SET PROBLEM: Repeat the material below exactly, with no pictures.

:: MATERIAL PROVIDED ::

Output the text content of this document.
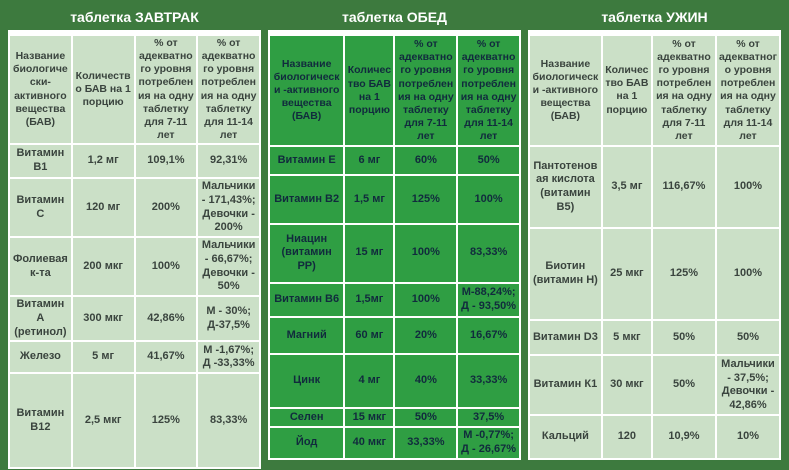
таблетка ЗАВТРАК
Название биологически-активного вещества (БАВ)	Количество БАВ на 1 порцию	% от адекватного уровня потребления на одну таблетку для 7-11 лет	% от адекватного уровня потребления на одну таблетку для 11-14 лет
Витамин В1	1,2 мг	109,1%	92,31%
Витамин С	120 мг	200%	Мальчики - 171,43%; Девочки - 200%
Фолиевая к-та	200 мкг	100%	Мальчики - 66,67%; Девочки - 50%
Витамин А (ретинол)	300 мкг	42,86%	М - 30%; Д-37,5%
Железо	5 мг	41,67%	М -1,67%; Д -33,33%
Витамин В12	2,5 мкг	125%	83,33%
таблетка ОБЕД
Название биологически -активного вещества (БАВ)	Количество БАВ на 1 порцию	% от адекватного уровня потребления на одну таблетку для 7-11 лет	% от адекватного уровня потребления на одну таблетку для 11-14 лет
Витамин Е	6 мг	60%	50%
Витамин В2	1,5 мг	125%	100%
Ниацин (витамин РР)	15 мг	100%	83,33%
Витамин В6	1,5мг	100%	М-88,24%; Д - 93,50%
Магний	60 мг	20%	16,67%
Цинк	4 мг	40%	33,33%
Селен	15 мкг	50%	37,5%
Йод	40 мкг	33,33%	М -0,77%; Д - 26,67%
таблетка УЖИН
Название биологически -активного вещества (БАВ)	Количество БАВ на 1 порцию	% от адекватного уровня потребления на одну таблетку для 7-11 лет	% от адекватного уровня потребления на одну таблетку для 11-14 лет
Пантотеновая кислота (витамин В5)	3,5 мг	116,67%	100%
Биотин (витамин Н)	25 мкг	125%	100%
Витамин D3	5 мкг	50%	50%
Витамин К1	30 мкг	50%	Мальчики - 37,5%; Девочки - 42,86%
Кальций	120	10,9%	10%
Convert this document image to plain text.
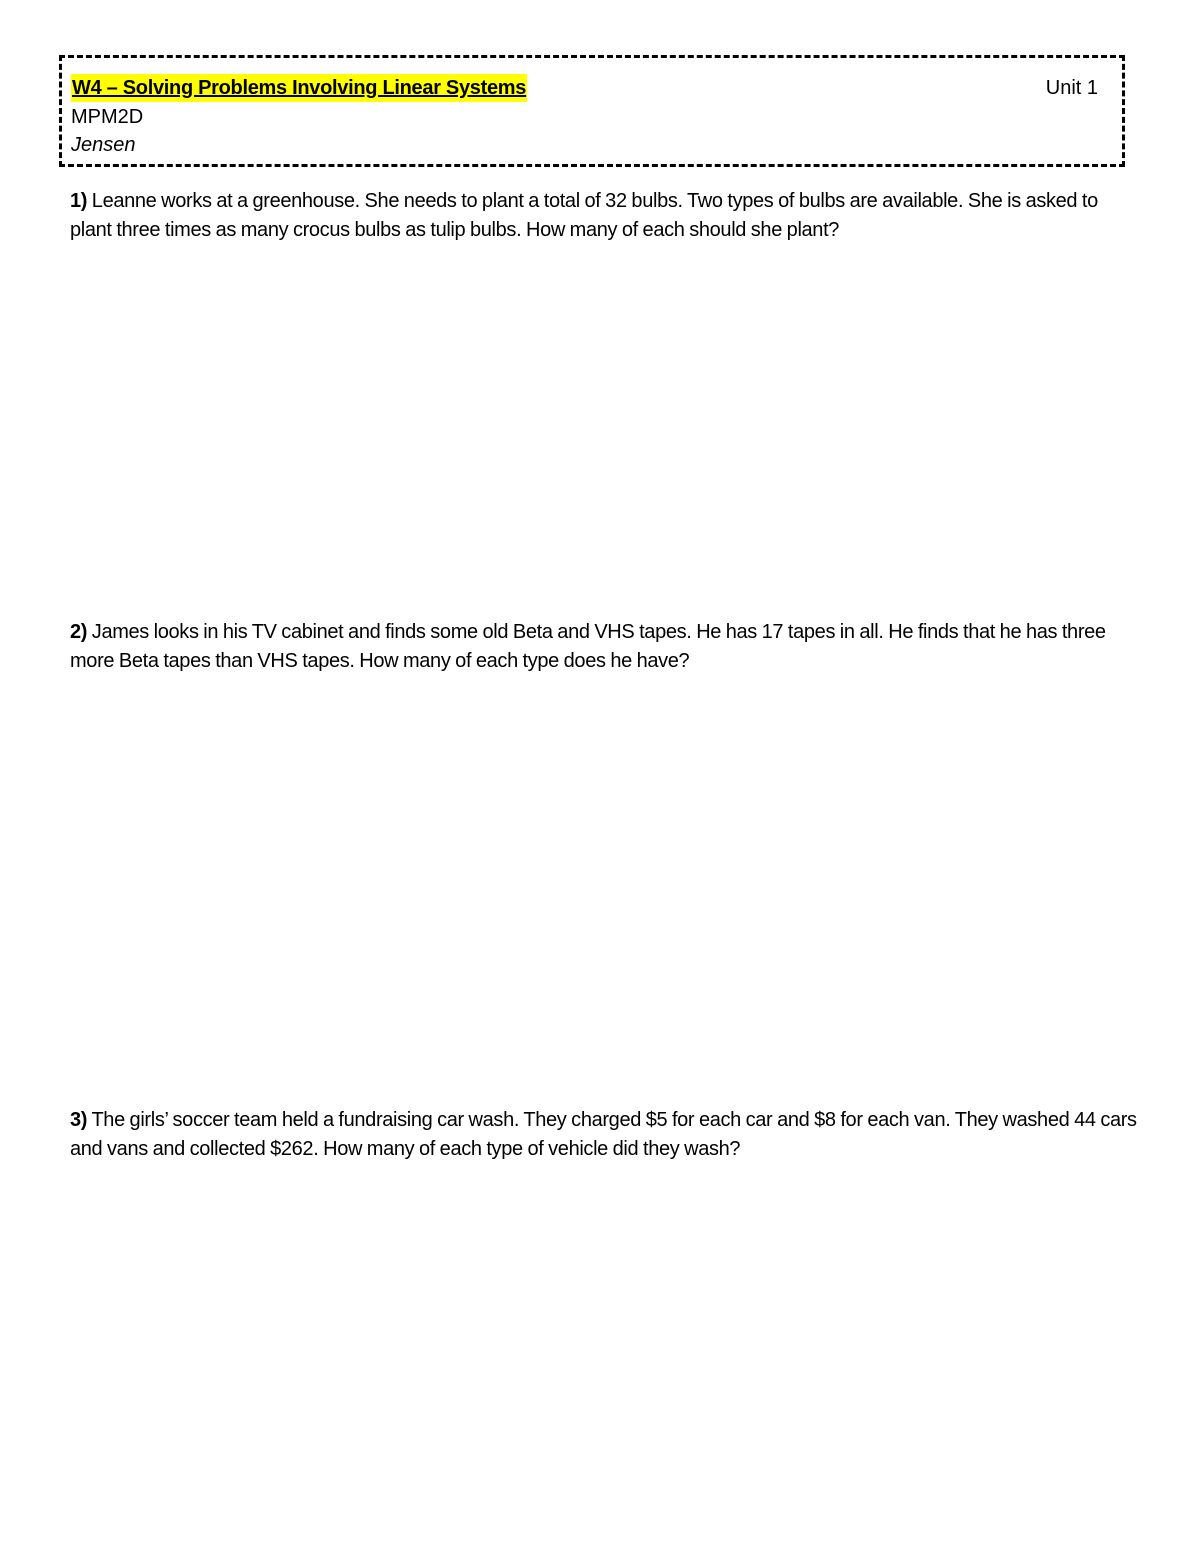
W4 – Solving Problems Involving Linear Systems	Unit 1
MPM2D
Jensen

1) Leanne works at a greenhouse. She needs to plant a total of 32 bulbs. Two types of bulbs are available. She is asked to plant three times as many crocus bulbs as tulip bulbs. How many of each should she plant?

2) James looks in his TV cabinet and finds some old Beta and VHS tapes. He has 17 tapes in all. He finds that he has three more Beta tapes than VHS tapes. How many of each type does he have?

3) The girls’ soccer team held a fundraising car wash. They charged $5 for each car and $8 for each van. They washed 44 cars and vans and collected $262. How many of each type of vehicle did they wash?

:::

TASK SOLUTION:
Output the text content of this document.
таблетка ЗАВТРАК
Название биологически-активного вещества (БАВ)	Количество БАВ на 1 порцию	% от адекватного уровня потребления на одну таблетку для 7-11 лет	% от адекватного уровня потребления на одну таблетку для 11-14 лет
Витамин В1	1,2 мг	109,1%	92,31%
Витамин С	120 мг	200%	Мальчики - 171,43%; Девочки - 200%
Фолиевая к-та	200 мкг	100%	Мальчики - 66,67%; Девочки - 50%
Витамин А (ретинол)	300 мкг	42,86%	М - 30%; Д-37,5%
Железо	5 мг	41,67%	М -1,67%; Д -33,33%
Витамин В12	2,5 мкг	125%	83,33%
таблетка ОБЕД
Название биологически -активного вещества (БАВ)	Количество БАВ на 1 порцию	% от адекватного уровня потребления на одну таблетку для 7-11 лет	% от адекватного уровня потребления на одну таблетку для 11-14 лет
Витамин Е	6 мг	60%	50%
Витамин В2	1,5 мг	125%	100%
Ниацин (витамин РР)	15 мг	100%	83,33%
Витамин В6	1,5мг	100%	М-88,24%; Д - 93,50%
Магний	60 мг	20%	16,67%
Цинк	4 мг	40%	33,33%
Селен	15 мкг	50%	37,5%
Йод	40 мкг	33,33%	М -0,77%; Д - 26,67%
таблетка УЖИН
Название биологически -активного вещества (БАВ)	Количество БАВ на 1 порцию	% от адекватного уровня потребления на одну таблетку для 7-11 лет	% от адекватного уровня потребления на одну таблетку для 11-14 лет
Пантотеновая кислота (витамин В5)	3,5 мг	116,67%	100%
Биотин (витамин Н)	25 мкг	125%	100%
Витамин D3	5 мкг	50%	50%
Витамин К1	30 мкг	50%	Мальчики - 37,5%; Девочки - 42,86%
Кальций	120	10,9%	10%
Convert this document image to plain text.
W4 – Solving Problems Involving Linear Systems	Unit 1
MPM2D
Jensen

1) Leanne works at a greenhouse. She needs to plant a total of 32 bulbs. Two types of bulbs are available. She is asked to plant three times as many crocus bulbs as tulip bulbs. How many of each should she plant?

2) James looks in his TV cabinet and finds some old Beta and VHS tapes. He has 17 tapes in all. He finds that he has three more Beta tapes than VHS tapes. How many of each type does he have?

3) The girls’ soccer team held a fundraising car wash. They charged $5 for each car and $8 for each van. They washed 44 cars and vans and collected $262. How many of each type of vehicle did they wash?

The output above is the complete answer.